Copy out every line that contains the word "法兰安装".

------ Dataset rows

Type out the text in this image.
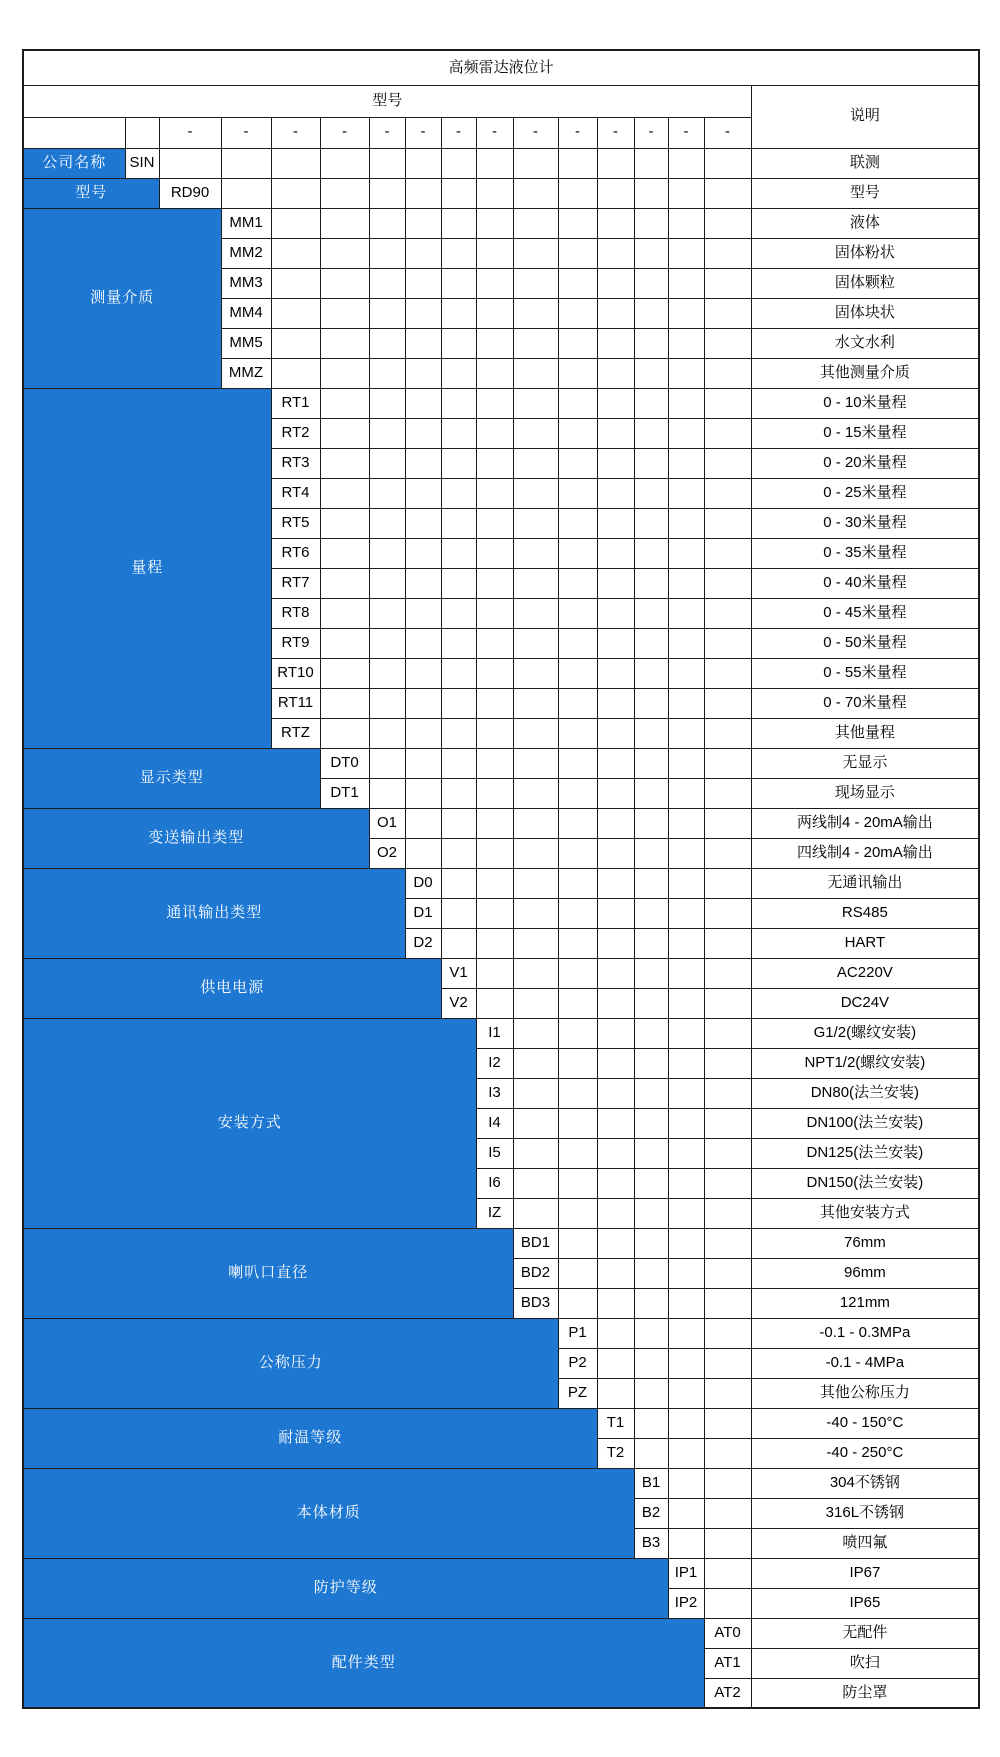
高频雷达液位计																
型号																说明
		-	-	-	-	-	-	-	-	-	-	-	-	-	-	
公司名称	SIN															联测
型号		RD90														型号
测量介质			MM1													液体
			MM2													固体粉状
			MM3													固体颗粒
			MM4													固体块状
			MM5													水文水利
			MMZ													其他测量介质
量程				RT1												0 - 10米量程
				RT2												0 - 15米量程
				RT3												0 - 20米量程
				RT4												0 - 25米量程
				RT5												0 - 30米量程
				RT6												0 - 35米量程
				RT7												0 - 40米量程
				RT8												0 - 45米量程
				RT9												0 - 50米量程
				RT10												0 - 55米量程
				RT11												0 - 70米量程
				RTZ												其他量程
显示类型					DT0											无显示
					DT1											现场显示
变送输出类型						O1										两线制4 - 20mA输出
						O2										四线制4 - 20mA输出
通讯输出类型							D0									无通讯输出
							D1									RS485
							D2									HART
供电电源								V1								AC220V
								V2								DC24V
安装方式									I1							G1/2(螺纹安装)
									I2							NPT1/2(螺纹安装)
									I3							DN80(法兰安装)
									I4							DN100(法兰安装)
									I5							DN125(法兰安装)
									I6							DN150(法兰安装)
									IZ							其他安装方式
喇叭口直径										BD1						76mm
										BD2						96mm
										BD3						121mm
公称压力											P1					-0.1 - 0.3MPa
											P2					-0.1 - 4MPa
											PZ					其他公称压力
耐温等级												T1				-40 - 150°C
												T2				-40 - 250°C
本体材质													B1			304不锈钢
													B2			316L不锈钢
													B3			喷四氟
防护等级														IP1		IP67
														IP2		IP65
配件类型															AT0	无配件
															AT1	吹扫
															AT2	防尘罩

------------

▶ _Exercise solution_
									I3							DN80(法兰安装)
									I4							DN100(法兰安装)
									I5							DN125(法兰安装)
									I6							DN150(法兰安装)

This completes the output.